At a time when the entire pharmaceutical industry is presented with the conundrum of a steep patent cliff, Valeant (VRX) is a good bet for diversifying risk not only in terms of markets wherein it operates, but also the products it sells. Few companies have a mix of both generic and proprietary drugs, making Valeant a relatively 'safe' bet as far as long term income opportunity and stability goes.
What is not working in favor of Valeant, despite being one of the most popular pharma stocks out there, is the expensive valuation. With over 100 times price earnings, the stock is not cheap to say the least. Other stocks such as ISTA (ISTA) (although it's a small cap compared to the over $16 billion of market capitalization at Valeant) and Elan (ELN) are a much better bet pricing wise. In particular, Teva Pharmaceuticals (TEVA) is trading at under $50 with a much cheaper pricing multiple of about 15 times.
Interestingly, Valeant had made an attempt to buy ISTA Pharmaceuticals earlier in 2011, raising its offer of $6.50 a share to $7.50. The deal didn't work out, and ISTA has now moved to Bausch and Lomb, a privately held company specializing in opticals. That aside, Valeant pharma has been hot on the acquisitions trail, making as many as 8 acquisitions in the previous fiscal alone. Key acquisitions included Dermik, Sanitas and PharmaSwiss among others, which in great part have contributed to the more than doubling of revenues for the latest fiscal year report.
● ● ●
Questions to answer:
• 1. List every stock ticker symbol that appears in parentheses in the article on Valeant.
• 2. Write a continuation of the article on Valeant, beginning after its final sentence.

Bounding box prediction data:
● ● ●
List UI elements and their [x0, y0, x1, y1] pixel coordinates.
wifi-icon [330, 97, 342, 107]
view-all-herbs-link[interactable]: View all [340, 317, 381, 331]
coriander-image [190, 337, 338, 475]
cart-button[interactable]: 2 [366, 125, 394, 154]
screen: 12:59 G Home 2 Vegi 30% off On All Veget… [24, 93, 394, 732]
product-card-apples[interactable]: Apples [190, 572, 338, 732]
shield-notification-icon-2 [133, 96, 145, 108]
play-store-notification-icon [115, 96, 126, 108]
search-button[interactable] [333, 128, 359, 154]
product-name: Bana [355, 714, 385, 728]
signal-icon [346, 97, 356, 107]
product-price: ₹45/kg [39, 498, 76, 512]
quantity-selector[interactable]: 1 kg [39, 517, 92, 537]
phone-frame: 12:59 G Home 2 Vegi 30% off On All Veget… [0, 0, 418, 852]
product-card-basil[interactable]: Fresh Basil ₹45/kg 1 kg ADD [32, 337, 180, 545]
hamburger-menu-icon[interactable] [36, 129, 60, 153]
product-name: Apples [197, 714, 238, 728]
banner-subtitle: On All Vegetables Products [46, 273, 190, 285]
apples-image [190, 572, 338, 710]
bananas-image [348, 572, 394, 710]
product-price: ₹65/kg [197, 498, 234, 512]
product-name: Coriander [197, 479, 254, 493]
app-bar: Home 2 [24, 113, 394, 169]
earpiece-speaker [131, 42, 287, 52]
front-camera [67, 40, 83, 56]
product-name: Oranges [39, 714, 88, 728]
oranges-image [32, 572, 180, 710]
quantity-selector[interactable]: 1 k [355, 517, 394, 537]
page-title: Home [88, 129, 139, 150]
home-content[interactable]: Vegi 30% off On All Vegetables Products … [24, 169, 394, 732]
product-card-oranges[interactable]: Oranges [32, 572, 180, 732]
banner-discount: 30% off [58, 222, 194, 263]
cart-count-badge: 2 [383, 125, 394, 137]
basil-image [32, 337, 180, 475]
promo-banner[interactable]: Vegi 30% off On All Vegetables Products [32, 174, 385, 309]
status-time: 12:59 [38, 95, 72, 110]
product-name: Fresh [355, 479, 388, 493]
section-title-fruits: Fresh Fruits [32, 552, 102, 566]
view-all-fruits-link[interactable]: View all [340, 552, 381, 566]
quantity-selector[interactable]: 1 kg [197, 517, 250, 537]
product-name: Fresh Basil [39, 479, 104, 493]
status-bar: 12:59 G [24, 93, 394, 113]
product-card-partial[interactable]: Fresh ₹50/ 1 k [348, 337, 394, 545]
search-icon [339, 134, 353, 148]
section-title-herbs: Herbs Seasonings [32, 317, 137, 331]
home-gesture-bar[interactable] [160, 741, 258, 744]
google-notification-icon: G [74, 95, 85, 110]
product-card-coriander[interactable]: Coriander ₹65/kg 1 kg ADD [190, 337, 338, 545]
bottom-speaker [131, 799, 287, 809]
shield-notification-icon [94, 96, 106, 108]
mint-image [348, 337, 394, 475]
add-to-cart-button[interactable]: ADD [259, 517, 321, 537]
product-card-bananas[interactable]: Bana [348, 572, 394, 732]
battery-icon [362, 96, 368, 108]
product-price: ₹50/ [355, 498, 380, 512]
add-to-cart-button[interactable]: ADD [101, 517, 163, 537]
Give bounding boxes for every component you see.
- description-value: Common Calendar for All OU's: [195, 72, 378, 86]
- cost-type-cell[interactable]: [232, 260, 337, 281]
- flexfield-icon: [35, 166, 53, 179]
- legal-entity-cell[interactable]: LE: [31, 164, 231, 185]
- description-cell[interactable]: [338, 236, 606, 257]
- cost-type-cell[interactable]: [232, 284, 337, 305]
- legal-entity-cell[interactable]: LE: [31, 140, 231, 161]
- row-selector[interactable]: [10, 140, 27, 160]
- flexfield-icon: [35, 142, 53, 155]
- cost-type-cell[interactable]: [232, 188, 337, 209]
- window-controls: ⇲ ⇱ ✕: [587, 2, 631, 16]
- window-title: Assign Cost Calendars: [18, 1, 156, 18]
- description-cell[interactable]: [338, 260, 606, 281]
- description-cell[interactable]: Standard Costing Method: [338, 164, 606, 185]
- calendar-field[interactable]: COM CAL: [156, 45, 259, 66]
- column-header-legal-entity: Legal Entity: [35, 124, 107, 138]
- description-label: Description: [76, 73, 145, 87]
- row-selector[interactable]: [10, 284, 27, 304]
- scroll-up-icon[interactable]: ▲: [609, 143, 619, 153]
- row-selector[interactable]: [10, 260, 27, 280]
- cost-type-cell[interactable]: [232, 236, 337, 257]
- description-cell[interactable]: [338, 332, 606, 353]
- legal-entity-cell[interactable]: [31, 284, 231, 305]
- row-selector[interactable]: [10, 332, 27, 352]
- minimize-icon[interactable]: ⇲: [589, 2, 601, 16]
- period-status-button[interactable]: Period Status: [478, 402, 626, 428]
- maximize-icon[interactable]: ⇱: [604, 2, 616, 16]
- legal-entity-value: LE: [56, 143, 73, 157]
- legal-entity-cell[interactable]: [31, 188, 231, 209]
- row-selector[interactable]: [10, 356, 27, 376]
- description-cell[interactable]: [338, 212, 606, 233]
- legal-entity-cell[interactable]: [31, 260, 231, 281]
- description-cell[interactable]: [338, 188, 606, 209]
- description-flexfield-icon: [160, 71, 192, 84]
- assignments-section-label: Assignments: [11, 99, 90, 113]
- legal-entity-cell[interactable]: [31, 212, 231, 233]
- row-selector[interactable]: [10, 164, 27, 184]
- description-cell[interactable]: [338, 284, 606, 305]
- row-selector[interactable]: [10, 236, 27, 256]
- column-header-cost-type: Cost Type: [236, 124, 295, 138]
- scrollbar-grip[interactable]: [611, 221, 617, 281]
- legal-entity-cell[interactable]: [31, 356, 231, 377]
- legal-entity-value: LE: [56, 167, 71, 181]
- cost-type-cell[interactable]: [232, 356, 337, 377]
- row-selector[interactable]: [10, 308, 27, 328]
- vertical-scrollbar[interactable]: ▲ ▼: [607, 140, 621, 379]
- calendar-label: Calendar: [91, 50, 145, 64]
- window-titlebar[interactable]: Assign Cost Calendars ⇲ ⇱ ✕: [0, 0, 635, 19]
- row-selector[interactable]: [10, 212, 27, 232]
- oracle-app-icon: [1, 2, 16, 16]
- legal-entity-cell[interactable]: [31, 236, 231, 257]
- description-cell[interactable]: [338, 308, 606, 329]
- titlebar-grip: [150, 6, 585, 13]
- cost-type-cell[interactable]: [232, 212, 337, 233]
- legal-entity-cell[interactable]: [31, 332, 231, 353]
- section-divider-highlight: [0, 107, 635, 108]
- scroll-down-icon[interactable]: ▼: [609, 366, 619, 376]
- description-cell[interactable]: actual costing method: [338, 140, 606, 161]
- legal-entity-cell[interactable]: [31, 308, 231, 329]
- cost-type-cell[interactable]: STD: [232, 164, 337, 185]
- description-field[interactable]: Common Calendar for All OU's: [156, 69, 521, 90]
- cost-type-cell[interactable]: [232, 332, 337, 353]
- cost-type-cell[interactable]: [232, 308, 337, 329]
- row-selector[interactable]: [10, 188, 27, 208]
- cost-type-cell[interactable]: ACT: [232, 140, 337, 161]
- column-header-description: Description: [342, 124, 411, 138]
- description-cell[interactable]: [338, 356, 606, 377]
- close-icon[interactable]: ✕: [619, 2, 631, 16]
● ● ●
Answers below:
• 1. VRX, ISTA, ELN, TEVA

• 2.
As an analyst, I personally like to look at operational items more closely than non-operational items, simply because they depict a more accurate picture of the company's ability to earn money and create cash flow. As such, Valeant pharma does show a bit of instability in operational earnings over the years, ranging from a loss of $110 million for the fiscal 2010, with a profit of almost $300 million in 2011. Acquisitions have boosted revenues for the company and helped it out of the red. Additionally, its receiving authorization for Trobalt, a neuro drug taken for seizures, which it developed along with GlaxoSmithKline (GSK), as well as successful phase III trials for Onychomycosis, gives me a lot of comfort when looking at the company's future.
Like I said, operational and fundamental items are what I look for. Market diversification is critical, with developing markets flattening out. The recent acquisition (or intent thereof to be more precise) of the small cap Natur Produkt, the Russian drug maker, is a good example of what I like about this company. It is active where it needs to be, in the major drug opportunity markets around the world. Last year's acquisition of PharmaSwiss SA provides solid proof of this.
As identified by Apsara Biotech research, the strategy to pick up small biotech units of research at low prices has worked well for Valeant. What I don't like about the company is the unpredictability of non-operational items, which I guess does come with the policy of buying and selling companies to grow. In particular, interest expense has been growing, indicating the steady increase in debt, which increased almost 10 fold in fiscal 2010, and has doubled, give or take, in fiscal 2011.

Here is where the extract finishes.